Search the records for "this" and copy each line that holds it.

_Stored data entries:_
________________

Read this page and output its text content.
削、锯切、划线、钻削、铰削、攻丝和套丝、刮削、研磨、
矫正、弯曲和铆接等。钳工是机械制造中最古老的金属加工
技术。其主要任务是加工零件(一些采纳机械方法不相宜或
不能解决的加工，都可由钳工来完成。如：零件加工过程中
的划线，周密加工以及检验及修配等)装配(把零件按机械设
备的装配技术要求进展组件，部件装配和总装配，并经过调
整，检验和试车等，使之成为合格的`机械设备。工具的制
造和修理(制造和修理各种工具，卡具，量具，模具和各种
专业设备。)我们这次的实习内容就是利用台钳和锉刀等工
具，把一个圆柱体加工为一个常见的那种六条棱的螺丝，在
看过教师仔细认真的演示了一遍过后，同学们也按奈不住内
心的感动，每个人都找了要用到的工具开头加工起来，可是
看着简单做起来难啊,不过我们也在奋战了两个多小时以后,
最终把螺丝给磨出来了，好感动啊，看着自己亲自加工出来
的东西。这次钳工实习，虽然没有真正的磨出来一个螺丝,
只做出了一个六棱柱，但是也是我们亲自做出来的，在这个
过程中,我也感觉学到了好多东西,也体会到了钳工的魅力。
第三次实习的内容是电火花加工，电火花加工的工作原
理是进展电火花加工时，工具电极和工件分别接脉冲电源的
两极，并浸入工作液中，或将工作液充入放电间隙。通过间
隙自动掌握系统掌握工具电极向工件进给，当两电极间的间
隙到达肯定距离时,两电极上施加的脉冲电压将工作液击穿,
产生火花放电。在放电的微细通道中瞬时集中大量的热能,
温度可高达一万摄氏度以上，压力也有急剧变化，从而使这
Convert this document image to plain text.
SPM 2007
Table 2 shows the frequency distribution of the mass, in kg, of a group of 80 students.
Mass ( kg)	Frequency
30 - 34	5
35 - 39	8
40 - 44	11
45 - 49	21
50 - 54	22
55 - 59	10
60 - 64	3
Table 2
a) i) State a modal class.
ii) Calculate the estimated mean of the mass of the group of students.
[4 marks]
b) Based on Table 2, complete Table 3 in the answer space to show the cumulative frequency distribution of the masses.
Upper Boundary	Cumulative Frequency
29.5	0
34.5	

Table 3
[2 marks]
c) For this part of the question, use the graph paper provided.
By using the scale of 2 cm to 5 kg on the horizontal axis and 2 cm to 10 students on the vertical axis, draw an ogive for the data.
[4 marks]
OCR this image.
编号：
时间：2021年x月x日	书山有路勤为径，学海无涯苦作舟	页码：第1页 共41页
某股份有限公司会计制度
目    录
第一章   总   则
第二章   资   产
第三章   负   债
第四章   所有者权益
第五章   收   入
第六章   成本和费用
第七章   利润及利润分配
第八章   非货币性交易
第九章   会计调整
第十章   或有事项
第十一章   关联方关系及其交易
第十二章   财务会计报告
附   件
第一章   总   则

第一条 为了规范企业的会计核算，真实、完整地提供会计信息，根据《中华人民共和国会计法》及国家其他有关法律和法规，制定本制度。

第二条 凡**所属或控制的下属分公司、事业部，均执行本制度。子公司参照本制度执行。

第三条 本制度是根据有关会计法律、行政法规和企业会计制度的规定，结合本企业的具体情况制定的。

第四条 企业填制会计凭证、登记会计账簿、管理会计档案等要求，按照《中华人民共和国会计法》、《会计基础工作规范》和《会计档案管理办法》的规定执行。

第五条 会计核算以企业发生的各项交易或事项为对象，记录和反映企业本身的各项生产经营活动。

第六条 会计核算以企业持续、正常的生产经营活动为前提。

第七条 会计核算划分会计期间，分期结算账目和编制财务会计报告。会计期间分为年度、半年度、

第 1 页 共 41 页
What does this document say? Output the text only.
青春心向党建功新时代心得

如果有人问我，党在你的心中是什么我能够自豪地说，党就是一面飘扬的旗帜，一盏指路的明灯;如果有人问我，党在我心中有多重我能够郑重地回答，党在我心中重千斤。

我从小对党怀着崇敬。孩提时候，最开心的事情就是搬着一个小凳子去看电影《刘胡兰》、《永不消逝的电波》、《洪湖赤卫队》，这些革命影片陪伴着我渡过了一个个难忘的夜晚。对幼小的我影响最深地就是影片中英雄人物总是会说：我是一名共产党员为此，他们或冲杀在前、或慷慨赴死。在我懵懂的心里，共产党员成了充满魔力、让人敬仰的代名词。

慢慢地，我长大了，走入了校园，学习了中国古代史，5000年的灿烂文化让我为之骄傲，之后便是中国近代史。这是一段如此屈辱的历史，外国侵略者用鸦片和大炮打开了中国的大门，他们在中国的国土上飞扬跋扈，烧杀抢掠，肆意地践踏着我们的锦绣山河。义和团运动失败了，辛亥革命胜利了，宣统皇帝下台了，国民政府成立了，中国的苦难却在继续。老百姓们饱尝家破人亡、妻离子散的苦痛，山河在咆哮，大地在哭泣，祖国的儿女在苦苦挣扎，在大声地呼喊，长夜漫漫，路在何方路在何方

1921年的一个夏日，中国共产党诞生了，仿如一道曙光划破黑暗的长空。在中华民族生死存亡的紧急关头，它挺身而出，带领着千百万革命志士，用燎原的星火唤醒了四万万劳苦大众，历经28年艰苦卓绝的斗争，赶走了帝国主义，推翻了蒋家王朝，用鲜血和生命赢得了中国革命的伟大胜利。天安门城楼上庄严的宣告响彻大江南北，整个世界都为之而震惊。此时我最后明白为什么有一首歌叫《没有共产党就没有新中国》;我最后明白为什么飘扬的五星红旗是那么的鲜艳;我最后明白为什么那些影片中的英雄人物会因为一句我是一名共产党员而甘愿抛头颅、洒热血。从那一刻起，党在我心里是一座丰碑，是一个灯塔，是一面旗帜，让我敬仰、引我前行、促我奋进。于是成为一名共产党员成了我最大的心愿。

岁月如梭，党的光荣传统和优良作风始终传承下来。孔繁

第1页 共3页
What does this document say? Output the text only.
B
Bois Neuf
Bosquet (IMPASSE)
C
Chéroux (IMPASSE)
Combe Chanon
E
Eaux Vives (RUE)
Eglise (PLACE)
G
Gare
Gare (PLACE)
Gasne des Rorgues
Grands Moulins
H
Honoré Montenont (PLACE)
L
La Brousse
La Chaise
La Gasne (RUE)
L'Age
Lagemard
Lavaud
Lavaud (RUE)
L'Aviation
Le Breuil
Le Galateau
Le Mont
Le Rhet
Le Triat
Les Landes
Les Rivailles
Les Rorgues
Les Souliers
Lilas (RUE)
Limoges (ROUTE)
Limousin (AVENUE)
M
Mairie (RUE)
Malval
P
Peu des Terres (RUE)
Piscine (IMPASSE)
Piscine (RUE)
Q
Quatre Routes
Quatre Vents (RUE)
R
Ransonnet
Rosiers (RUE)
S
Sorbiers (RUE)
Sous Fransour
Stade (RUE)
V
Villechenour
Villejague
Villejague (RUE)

________________

_Written answer:_
Read this page and output its text content.
Convert this document image to plain text.
c) For this part of the question, use the graph paper provided.
OCR this image.
What does this document say? Output the text only.
What does this document say? Output the text only.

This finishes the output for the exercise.